## Stored data
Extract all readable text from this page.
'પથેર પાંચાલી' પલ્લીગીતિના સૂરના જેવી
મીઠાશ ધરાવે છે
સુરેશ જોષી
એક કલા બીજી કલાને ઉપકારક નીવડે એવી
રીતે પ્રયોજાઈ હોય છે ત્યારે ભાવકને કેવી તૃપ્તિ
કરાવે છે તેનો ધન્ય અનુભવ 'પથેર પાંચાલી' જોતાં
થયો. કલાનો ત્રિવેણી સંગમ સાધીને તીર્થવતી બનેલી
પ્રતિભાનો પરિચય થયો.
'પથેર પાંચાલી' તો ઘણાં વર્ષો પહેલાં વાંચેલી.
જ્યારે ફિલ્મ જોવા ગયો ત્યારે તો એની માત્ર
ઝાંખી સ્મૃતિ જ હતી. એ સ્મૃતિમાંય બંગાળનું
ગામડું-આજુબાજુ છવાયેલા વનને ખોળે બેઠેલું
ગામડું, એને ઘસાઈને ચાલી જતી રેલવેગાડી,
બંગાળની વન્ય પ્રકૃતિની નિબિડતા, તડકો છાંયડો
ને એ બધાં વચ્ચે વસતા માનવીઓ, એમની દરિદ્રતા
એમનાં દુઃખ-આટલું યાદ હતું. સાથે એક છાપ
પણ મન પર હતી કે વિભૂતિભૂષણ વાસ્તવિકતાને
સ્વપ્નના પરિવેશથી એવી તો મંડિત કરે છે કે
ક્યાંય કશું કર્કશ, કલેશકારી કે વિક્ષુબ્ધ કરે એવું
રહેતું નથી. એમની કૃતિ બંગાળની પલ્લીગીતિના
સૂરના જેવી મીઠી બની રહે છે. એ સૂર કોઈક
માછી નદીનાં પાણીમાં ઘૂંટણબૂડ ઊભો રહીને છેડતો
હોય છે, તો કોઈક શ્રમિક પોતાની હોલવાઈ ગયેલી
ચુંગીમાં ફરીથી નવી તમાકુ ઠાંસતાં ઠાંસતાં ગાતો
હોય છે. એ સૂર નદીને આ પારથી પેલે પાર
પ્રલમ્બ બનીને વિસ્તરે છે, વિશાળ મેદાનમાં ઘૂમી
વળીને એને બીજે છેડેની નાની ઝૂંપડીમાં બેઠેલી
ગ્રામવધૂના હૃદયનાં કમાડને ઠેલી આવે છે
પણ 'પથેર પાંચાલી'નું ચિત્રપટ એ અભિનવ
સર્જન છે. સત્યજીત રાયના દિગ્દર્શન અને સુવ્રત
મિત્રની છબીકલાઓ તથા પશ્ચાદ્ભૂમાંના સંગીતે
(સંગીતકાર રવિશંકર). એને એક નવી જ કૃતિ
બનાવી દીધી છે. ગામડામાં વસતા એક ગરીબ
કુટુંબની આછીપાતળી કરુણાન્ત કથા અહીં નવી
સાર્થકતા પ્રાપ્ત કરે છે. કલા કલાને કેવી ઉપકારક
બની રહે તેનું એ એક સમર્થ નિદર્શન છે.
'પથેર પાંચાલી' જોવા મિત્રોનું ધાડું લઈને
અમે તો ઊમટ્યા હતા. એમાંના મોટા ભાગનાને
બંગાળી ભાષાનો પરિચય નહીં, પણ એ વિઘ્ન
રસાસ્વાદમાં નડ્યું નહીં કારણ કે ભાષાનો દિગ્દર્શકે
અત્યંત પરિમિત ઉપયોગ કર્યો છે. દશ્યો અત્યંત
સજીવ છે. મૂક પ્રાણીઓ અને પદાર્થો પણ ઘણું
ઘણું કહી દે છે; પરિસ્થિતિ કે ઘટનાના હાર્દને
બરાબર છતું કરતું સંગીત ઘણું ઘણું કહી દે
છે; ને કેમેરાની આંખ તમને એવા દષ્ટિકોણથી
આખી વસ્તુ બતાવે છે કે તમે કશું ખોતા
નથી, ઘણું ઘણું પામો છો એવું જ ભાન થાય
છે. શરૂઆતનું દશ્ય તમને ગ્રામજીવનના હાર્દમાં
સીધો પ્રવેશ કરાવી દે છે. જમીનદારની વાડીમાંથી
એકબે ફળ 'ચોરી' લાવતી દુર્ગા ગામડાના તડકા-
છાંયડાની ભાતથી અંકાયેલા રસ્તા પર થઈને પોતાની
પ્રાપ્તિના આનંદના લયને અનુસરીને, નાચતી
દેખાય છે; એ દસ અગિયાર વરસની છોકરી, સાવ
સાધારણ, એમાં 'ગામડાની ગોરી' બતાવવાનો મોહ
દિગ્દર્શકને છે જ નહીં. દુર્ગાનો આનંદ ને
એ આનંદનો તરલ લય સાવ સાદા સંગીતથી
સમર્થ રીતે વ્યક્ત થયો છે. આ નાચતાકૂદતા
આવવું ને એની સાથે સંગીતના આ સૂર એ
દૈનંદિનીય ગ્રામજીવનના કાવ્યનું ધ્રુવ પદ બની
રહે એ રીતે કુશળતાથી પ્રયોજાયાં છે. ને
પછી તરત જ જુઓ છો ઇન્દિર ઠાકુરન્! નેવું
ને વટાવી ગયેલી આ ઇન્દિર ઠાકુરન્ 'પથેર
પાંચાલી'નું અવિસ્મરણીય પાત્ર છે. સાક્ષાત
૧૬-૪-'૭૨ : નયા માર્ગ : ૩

## What you have to do
Every line above should be retyped exactly as given.

## Task solution
Extract all readable text from this page.
'પથેર પાંચાલી' પલ્લીગીતિના સૂરના જેવી
મીઠાશ ધરાવે છે
સુરેશ જોષી
એક કલા બીજી કલાને ઉપકારક નીવડે એવી
રીતે પ્રયોજાઈ હોય છે ત્યારે ભાવકને કેવી તૃપ્તિ
કરાવે છે તેનો ધન્ય અનુભવ 'પથેર પાંચાલી' જોતાં
થયો. કલાનો ત્રિવેણી સંગમ સાધીને તીર્થવતી બનેલી
પ્રતિભાનો પરિચય થયો.
'પથેર પાંચાલી' તો ઘણાં વર્ષો પહેલાં વાંચેલી.
જ્યારે ફિલ્મ જોવા ગયો ત્યારે તો એની માત્ર
ઝાંખી સ્મૃતિ જ હતી. એ સ્મૃતિમાંય બંગાળનું
ગામડું-આજુબાજુ છવાયેલા વનને ખોળે બેઠેલું
ગામડું, એને ઘસાઈને ચાલી જતી રેલવેગાડી,
બંગાળની વન્ય પ્રકૃતિની નિબિડતા, તડકો છાંયડો
ને એ બધાં વચ્ચે વસતા માનવીઓ, એમની દરિદ્રતા
એમનાં દુઃખ-આટલું યાદ હતું. સાથે એક છાપ
પણ મન પર હતી કે વિભૂતિભૂષણ વાસ્તવિકતાને
સ્વપ્નના પરિવેશથી એવી તો મંડિત કરે છે કે
ક્યાંય કશું કર્કશ, કલેશકારી કે વિક્ષુબ્ધ કરે એવું
રહેતું નથી. એમની કૃતિ બંગાળની પલ્લીગીતિના
સૂરના જેવી મીઠી બની રહે છે. એ સૂર કોઈક
માછી નદીનાં પાણીમાં ઘૂંટણબૂડ ઊભો રહીને છેડતો
હોય છે, તો કોઈક શ્રમિક પોતાની હોલવાઈ ગયેલી
ચુંગીમાં ફરીથી નવી તમાકુ ઠાંસતાં ઠાંસતાં ગાતો
હોય છે. એ સૂર નદીને આ પારથી પેલે પાર
પ્રલમ્બ બનીને વિસ્તરે છે, વિશાળ મેદાનમાં ઘૂમી
વળીને એને બીજે છેડેની નાની ઝૂંપડીમાં બેઠેલી
ગ્રામવધૂના હૃદયનાં કમાડને ઠેલી આવે છે
પણ 'પથેર પાંચાલી'નું ચિત્રપટ એ અભિનવ
સર્જન છે. સત્યજીત રાયના દિગ્દર્શન અને સુવ્રત
મિત્રની છબીકલાઓ તથા પશ્ચાદ્ભૂમાંના સંગીતે
(સંગીતકાર રવિશંકર). એને એક નવી જ કૃતિ
બનાવી દીધી છે. ગામડામાં વસતા એક ગરીબ
કુટુંબની આછીપાતળી કરુણાન્ત કથા અહીં નવી
સાર્થકતા પ્રાપ્ત કરે છે. કલા કલાને કેવી ઉપકારક
બની રહે તેનું એ એક સમર્થ નિદર્શન છે.
'પથેર પાંચાલી' જોવા મિત્રોનું ધાડું લઈને
અમે તો ઊમટ્યા હતા. એમાંના મોટા ભાગનાને
બંગાળી ભાષાનો પરિચય નહીં, પણ એ વિઘ્ન
રસાસ્વાદમાં નડ્યું નહીં કારણ કે ભાષાનો દિગ્દર્શકે
અત્યંત પરિમિત ઉપયોગ કર્યો છે. દશ્યો અત્યંત
સજીવ છે. મૂક પ્રાણીઓ અને પદાર્થો પણ ઘણું
ઘણું કહી દે છે; પરિસ્થિતિ કે ઘટનાના હાર્દને
બરાબર છતું કરતું સંગીત ઘણું ઘણું કહી દે
છે; ને કેમેરાની આંખ તમને એવા દષ્ટિકોણથી
આખી વસ્તુ બતાવે છે કે તમે કશું ખોતા
નથી, ઘણું ઘણું પામો છો એવું જ ભાન થાય
છે. શરૂઆતનું દશ્ય તમને ગ્રામજીવનના હાર્દમાં
સીધો પ્રવેશ કરાવી દે છે. જમીનદારની વાડીમાંથી
એકબે ફળ 'ચોરી' લાવતી દુર્ગા ગામડાના તડકા-
છાંયડાની ભાતથી અંકાયેલા રસ્તા પર થઈને પોતાની
પ્રાપ્તિના આનંદના લયને અનુસરીને, નાચતી
દેખાય છે; એ દસ અગિયાર વરસની છોકરી, સાવ
સાધારણ, એમાં 'ગામડાની ગોરી' બતાવવાનો મોહ
દિગ્દર્શકને છે જ નહીં. દુર્ગાનો આનંદ ને
એ આનંદનો તરલ લય સાવ સાદા સંગીતથી
સમર્થ રીતે વ્યક્ત થયો છે. આ નાચતાકૂદતા
આવવું ને એની સાથે સંગીતના આ સૂર એ
દૈનંદિનીય ગ્રામજીવનના કાવ્યનું ધ્રુવ પદ બની
રહે એ રીતે કુશળતાથી પ્રયોજાયાં છે. ને
પછી તરત જ જુઓ છો ઇન્દિર ઠાકુરન્! નેવું
ને વટાવી ગયેલી આ ઇન્દિર ઠાકુરન્ 'પથેર
પાંચાલી'નું અવિસ્મરણીય પાત્ર છે. સાક્ષાત
૧૬-૪-'૭૨ : નયા માર્ગ : ૩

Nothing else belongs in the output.